Given problem
Copy each line exactly. Drop every picture.
___ Data listing ___
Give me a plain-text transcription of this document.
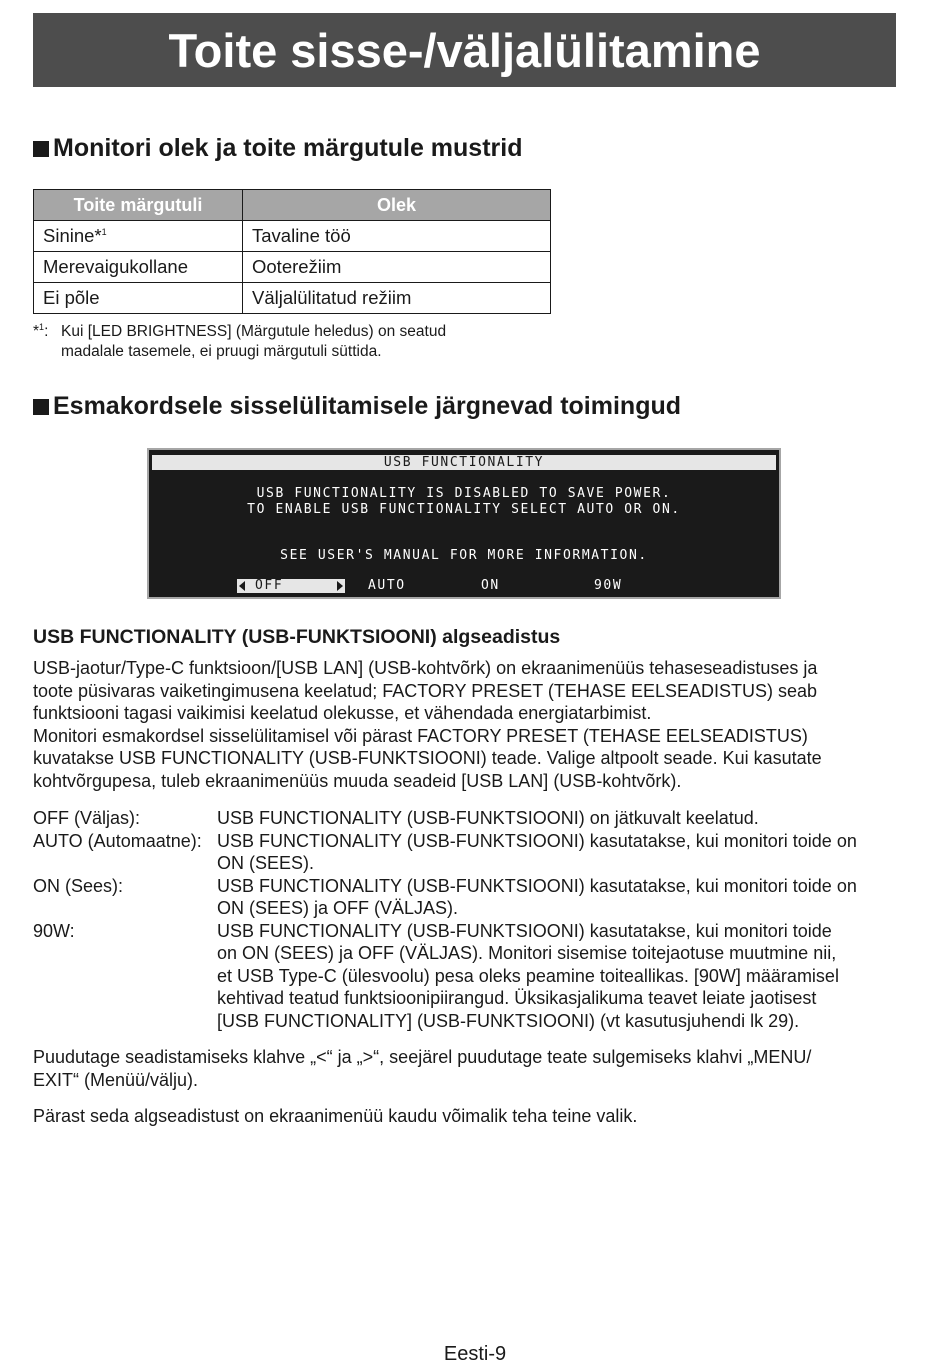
Toite sisse-/väljalülitamine
Monitori olek ja toite märgutule mustrid
Toite märgutuli	Olek
Sinine*$^1$	Tavaline töö
Merevaigukollane	Ooterežiim
Ei põle	Väljalülitatud režiim
*$^1$: Kui [LED BRIGHTNESS] (Märgutule heledus) on seatud
madalale tasemele, ei pruugi märgutuli süttida.
Esmakordsele sisselülitamisele järgnevad toimingud
USB FUNCTIONALITY
USB FUNCTIONALITY IS DISABLED TO SAVE POWER.
TO ENABLE USB FUNCTIONALITY SELECT AUTO OR ON.
SEE USER'S MANUAL FOR MORE INFORMATION.
OFF	AUTO	ON	90W
USB FUNCTIONALITY (USB-FUNKTSIOONI) algseadistus
USB-jaotur/Type-C funktsioon/[USB LAN] (USB-kohtvõrk) on ekraanimenüüs tehaseseadistuses ja
toote püsivaras vaiketingimusena keelatud; FACTORY PRESET (TEHASE EELSEADISTUS) seab
funktsiooni tagasi vaikimisi keelatud olekusse, et vähendada energiatarbimist.
Monitori esmakordsel sisselülitamisel või pärast FACTORY PRESET (TEHASE EELSEADISTUS)
kuvatakse USB FUNCTIONALITY (USB-FUNKTSIOONI) teade. Valige altpoolt seade. Kui kasutate
kohtvõrgupesa, tuleb ekraanimenüüs muuda seadeid [USB LAN] (USB-kohtvõrk).
OFF (Väljas):	USB FUNCTIONALITY (USB-FUNKTSIOONI) on jätkuvalt keelatud.
AUTO (Automaatne): USB FUNCTIONALITY (USB-FUNKTSIOONI) kasutatakse, kui monitori toide on
ON (SEES).
ON (Sees):	USB FUNCTIONALITY (USB-FUNKTSIOONI) kasutatakse, kui monitori toide on
ON (SEES) ja OFF (VÄLJAS).
90W:	USB FUNCTIONALITY (USB-FUNKTSIOONI) kasutatakse, kui monitori toide
on ON (SEES) ja OFF (VÄLJAS). Monitori sisemise toitejaotuse muutmine nii,
et USB Type-C (ülesvoolu) pesa oleks peamine toiteallikas. [90W] määramisel
kehtivad teatud funktsioonipiirangud. Üksikasjalikuma teavet leiate jaotisest
[USB FUNCTIONALITY] (USB-FUNKTSIOONI) (vt kasutusjuhendi lk 29).
Puudutage seadistamiseks klahve „<“ ja „>“, seejärel puudutage teate sulgemiseks klahvi „MENU/
EXIT“ (Menüü/välju).
Pärast seda algseadistust on ekraanimenüü kaudu võimalik teha teine valik.
Eesti-9
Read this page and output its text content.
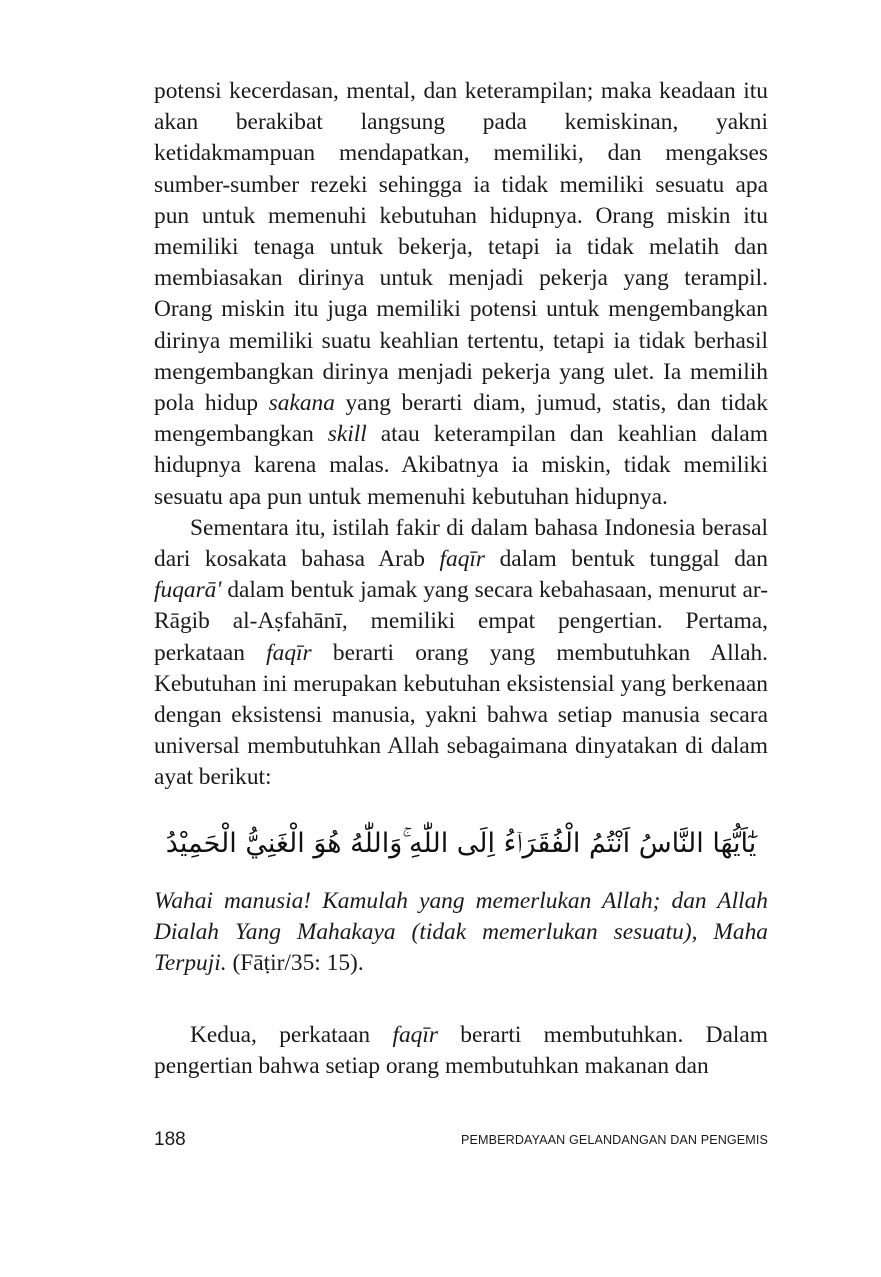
potensi kecerdasan, mental, dan keterampilan; maka keadaan itu akan berakibat langsung pada kemiskinan, yakni ketidakmampuan mendapatkan, memiliki, dan mengakses sumber-sumber rezeki sehingga ia tidak memiliki sesuatu apa pun untuk memenuhi kebutuhan hidupnya. Orang miskin itu memiliki tenaga untuk bekerja, tetapi ia tidak melatih dan membiasakan dirinya untuk menjadi pekerja yang terampil. Orang miskin itu juga memiliki potensi untuk mengembangkan dirinya memiliki suatu keahlian tertentu, tetapi ia tidak berhasil mengembangkan dirinya menjadi pekerja yang ulet. Ia memilih pola hidup sakana yang berarti diam, jumud, statis, dan tidak mengembangkan skill atau keterampilan dan keahlian dalam hidupnya karena malas. Akibatnya ia miskin, tidak memiliki sesuatu apa pun untuk memenuhi kebutuhan hidupnya.

Sementara itu, istilah fakir di dalam bahasa Indonesia berasal dari kosakata bahasa Arab faqīr dalam bentuk tunggal dan fuqarā' dalam bentuk jamak yang secara kebahasaan, menurut ar-Rāgib al-Aṣfahānī, memiliki empat pengertian. Pertama, perkataan faqīr berarti orang yang membutuhkan Allah. Kebutuhan ini merupakan kebutuhan eksistensial yang berkenaan dengan eksistensi manusia, yakni bahwa setiap manusia secara universal membutuhkan Allah sebagaimana dinyatakan di dalam ayat berikut:

يٰٓاَيُّهَا النَّاسُ اَنْتُمُ الْفُقَرَاۤءُ اِلَى اللّٰهِ ۚوَاللّٰهُ هُوَ الْغَنِيُّ الْحَمِيْدُ

Wahai manusia! Kamulah yang memerlukan Allah; dan Allah Dialah Yang Mahakaya (tidak memerlukan sesuatu), Maha Terpuji. (Fāṭir/35: 15).

Kedua, perkataan faqīr berarti membutuhkan. Dalam pengertian bahwa setiap orang membutuhkan makanan dan

188	PEMBERDAYAAN GELANDANGAN DAN PENGEMIS
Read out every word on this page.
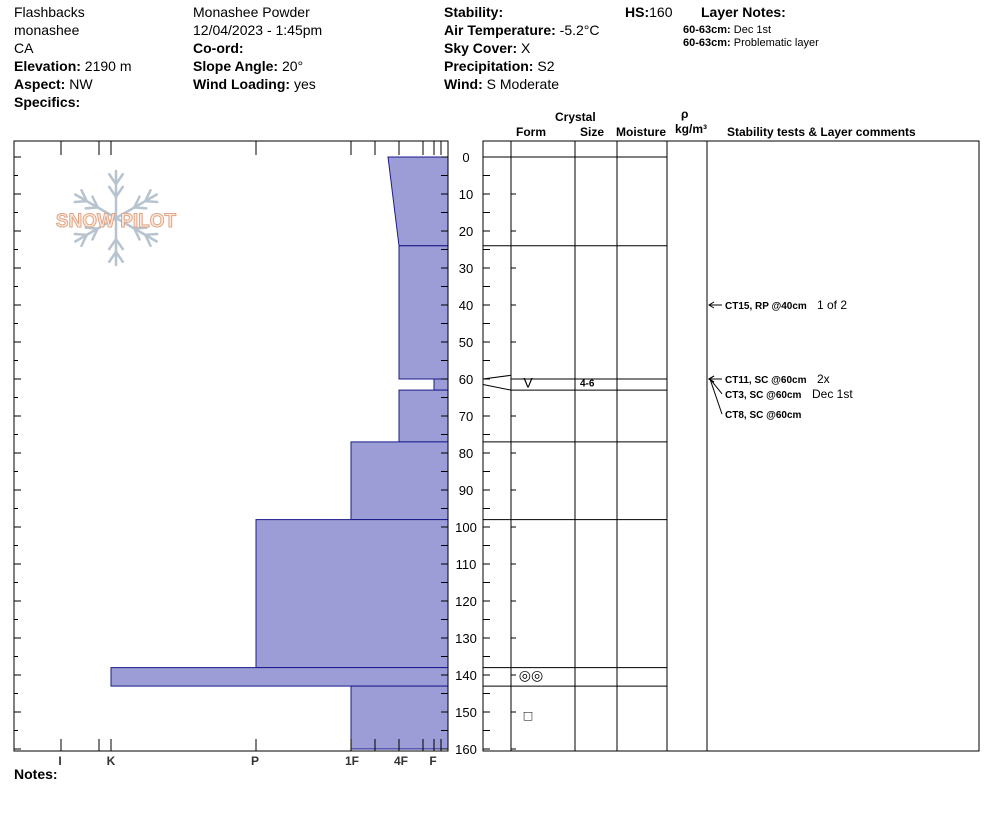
Flashbacks
monashee
CA
Elevation: 2190 m
Aspect: NW
Specifics:
Monashee Powder
12/04/2023 - 1:45pm
Co-ord:
Slope Angle: 20°
Wind Loading: yes
Stability:
Air Temperature: -5.2°C
Sky Cover: X
Precipitation: S2
Wind: S Moderate
HS:160 Layer Notes:
60-63cm: Dec 1st
60-63cm: Problematic layer
Crystal
Form	Size Moisture
ρ
kg/m³ Stability tests & Layer comments
SNOW PILOT
I	K	P	1F	4F F
0
10
20
30
40
50
60
70
80
90
100
110
120
130
140
150
160
V	4-6
◎◎
□
CT15, RP @40cm 1 of 2
CT11, SC @60cm 2x
CT3, SC @60cm Dec 1st
CT8, SC @60cm
Notes:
___
Result of the task
Give me a plain-text transcription of this document.
Toite sisse-/väljalülitamine
Monitori olek ja toite märgutule mustrid
Toite märgutuli	Olek
Sinine*$^1$	Tavaline töö
Merevaigukollane	Ooterežiim
Ei põle	Väljalülitatud režiim
*$^1$: Kui [LED BRIGHTNESS] (Märgutule heledus) on seatud
madalale tasemele, ei pruugi märgutuli süttida.
Esmakordsele sisselülitamisele järgnevad toimingud
USB FUNCTIONALITY
USB FUNCTIONALITY IS DISABLED TO SAVE POWER.
TO ENABLE USB FUNCTIONALITY SELECT AUTO OR ON.
SEE USER'S MANUAL FOR MORE INFORMATION.
OFF	AUTO	ON	90W
USB FUNCTIONALITY (USB-FUNKTSIOONI) algseadistus
USB-jaotur/Type-C funktsioon/[USB LAN] (USB-kohtvõrk) on ekraanimenüüs tehaseseadistuses ja
toote püsivaras vaiketingimusena keelatud; FACTORY PRESET (TEHASE EELSEADISTUS) seab
funktsiooni tagasi vaikimisi keelatud olekusse, et vähendada energiatarbimist.
Monitori esmakordsel sisselülitamisel või pärast FACTORY PRESET (TEHASE EELSEADISTUS)
kuvatakse USB FUNCTIONALITY (USB-FUNKTSIOONI) teade. Valige altpoolt seade. Kui kasutate
kohtvõrgupesa, tuleb ekraanimenüüs muuda seadeid [USB LAN] (USB-kohtvõrk).
OFF (Väljas):	USB FUNCTIONALITY (USB-FUNKTSIOONI) on jätkuvalt keelatud.
AUTO (Automaatne): USB FUNCTIONALITY (USB-FUNKTSIOONI) kasutatakse, kui monitori toide on
ON (SEES).
ON (Sees):	USB FUNCTIONALITY (USB-FUNKTSIOONI) kasutatakse, kui monitori toide on
ON (SEES) ja OFF (VÄLJAS).
90W:	USB FUNCTIONALITY (USB-FUNKTSIOONI) kasutatakse, kui monitori toide
on ON (SEES) ja OFF (VÄLJAS). Monitori sisemise toitejaotuse muutmine nii,
et USB Type-C (ülesvoolu) pesa oleks peamine toiteallikas. [90W] määramisel
kehtivad teatud funktsioonipiirangud. Üksikasjalikuma teavet leiate jaotisest
[USB FUNCTIONALITY] (USB-FUNKTSIOONI) (vt kasutusjuhendi lk 29).
Puudutage seadistamiseks klahve „<“ ja „>“, seejärel puudutage teate sulgemiseks klahvi „MENU/
EXIT“ (Menüü/välju).
Pärast seda algseadistust on ekraanimenüü kaudu võimalik teha teine valik.
Eesti-9
Read this page and output its text content.
potensi kecerdasan, mental, dan keterampilan; maka keadaan itu akan berakibat langsung pada kemiskinan, yakni ketidakmampuan mendapatkan, memiliki, dan mengakses sumber-sumber rezeki sehingga ia tidak memiliki sesuatu apa pun untuk memenuhi kebutuhan hidupnya. Orang miskin itu memiliki tenaga untuk bekerja, tetapi ia tidak melatih dan membiasakan dirinya untuk menjadi pekerja yang terampil. Orang miskin itu juga memiliki potensi untuk mengembangkan dirinya memiliki suatu keahlian tertentu, tetapi ia tidak berhasil mengembangkan dirinya menjadi pekerja yang ulet. Ia memilih pola hidup sakana yang berarti diam, jumud, statis, dan tidak mengembangkan skill atau keterampilan dan keahlian dalam hidupnya karena malas. Akibatnya ia miskin, tidak memiliki sesuatu apa pun untuk memenuhi kebutuhan hidupnya.

Sementara itu, istilah fakir di dalam bahasa Indonesia berasal dari kosakata bahasa Arab faqīr dalam bentuk tunggal dan fuqarā' dalam bentuk jamak yang secara kebahasaan, menurut ar-Rāgib al-Aṣfahānī, memiliki empat pengertian. Pertama, perkataan faqīr berarti orang yang membutuhkan Allah. Kebutuhan ini merupakan kebutuhan eksistensial yang berkenaan dengan eksistensi manusia, yakni bahwa setiap manusia secara universal membutuhkan Allah sebagaimana dinyatakan di dalam ayat berikut:

يٰٓاَيُّهَا النَّاسُ اَنْتُمُ الْفُقَرَاۤءُ اِلَى اللّٰهِ ۚوَاللّٰهُ هُوَ الْغَنِيُّ الْحَمِيْدُ

Wahai manusia! Kamulah yang memerlukan Allah; dan Allah Dialah Yang Mahakaya (tidak memerlukan sesuatu), Maha Terpuji. (Fāṭir/35: 15).

Kedua, perkataan faqīr berarti membutuhkan. Dalam pengertian bahwa setiap orang membutuhkan makanan dan

188	PEMBERDAYAAN GELANDANGAN DAN PENGEMIS
Read out every word on this page.
Flashbacks
monashee
CA
Elevation: 2190 m
Aspect: NW
Specifics:
Monashee Powder
12/04/2023 - 1:45pm
Co-ord:
Slope Angle: 20°
Wind Loading: yes
Stability:
Air Temperature: -5.2°C
Sky Cover: X
Precipitation: S2
Wind: S Moderate
HS:160 Layer Notes:
60-63cm: Dec 1st
60-63cm: Problematic layer
Crystal
Form	Size Moisture
ρ
kg/m³ Stability tests & Layer comments
SNOW PILOT
I	K	P	1F	4F F
0
10
20
30
40
50
60
70
80
90
100
110
120
130
140
150
160
V	4-6
◎◎
□
CT15, RP @40cm 1 of 2
CT11, SC @60cm 2x
CT3, SC @60cm Dec 1st
CT8, SC @60cm
Notes:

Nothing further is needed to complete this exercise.